==== TASK INPUT

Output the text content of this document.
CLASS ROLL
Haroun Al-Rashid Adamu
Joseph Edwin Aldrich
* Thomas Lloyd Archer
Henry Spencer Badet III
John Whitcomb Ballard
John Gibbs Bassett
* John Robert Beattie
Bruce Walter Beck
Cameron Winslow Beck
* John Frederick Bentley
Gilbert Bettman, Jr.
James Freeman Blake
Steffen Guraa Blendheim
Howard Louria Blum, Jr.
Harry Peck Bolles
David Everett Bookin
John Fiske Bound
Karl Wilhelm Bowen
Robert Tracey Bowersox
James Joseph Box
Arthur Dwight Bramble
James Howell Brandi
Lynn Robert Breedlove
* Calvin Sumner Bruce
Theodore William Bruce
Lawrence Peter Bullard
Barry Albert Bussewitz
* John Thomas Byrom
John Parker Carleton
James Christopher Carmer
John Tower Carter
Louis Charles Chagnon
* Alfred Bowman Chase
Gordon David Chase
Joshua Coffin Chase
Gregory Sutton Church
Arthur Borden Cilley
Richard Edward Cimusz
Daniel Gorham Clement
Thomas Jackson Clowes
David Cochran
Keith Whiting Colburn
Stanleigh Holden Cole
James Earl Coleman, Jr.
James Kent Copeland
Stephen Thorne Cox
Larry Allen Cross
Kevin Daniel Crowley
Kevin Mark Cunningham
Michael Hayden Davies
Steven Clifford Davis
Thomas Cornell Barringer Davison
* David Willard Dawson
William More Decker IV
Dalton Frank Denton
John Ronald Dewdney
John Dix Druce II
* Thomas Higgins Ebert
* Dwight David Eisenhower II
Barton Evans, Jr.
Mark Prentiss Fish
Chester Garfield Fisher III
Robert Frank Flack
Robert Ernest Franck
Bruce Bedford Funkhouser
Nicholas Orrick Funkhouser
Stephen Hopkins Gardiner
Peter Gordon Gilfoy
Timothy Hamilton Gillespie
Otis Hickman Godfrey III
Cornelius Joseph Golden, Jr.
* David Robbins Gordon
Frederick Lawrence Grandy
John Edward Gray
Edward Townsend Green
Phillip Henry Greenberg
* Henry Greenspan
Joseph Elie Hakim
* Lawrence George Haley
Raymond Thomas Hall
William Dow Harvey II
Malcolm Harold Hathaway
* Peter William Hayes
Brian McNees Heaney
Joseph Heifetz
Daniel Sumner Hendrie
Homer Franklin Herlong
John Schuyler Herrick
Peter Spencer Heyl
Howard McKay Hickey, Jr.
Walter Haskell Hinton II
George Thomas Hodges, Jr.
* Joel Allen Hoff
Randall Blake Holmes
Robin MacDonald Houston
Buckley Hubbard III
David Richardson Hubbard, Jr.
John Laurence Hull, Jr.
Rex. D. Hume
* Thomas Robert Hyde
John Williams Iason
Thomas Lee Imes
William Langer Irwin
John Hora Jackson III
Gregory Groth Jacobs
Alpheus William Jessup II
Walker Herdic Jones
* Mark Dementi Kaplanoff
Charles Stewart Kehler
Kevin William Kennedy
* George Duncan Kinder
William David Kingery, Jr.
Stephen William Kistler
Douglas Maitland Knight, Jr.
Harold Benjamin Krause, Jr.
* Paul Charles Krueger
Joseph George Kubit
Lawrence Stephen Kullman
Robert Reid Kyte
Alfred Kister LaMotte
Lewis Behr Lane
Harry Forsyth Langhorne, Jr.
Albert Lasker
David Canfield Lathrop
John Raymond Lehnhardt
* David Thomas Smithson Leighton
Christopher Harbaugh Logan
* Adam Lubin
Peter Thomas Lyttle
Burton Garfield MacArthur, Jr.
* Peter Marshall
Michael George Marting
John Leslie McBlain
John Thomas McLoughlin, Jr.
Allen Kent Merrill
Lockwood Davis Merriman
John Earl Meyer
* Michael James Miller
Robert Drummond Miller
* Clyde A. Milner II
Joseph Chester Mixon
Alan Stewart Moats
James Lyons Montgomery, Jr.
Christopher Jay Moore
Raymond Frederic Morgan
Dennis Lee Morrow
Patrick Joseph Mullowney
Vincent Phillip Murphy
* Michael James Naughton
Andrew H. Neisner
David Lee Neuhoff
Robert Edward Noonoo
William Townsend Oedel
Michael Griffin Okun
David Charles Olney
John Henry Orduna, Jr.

========

Check each line of the records above for the string "Allen", and report every line that has it.

Larry Allen Cross
* Joel Allen Hoff
Allen Kent Merrill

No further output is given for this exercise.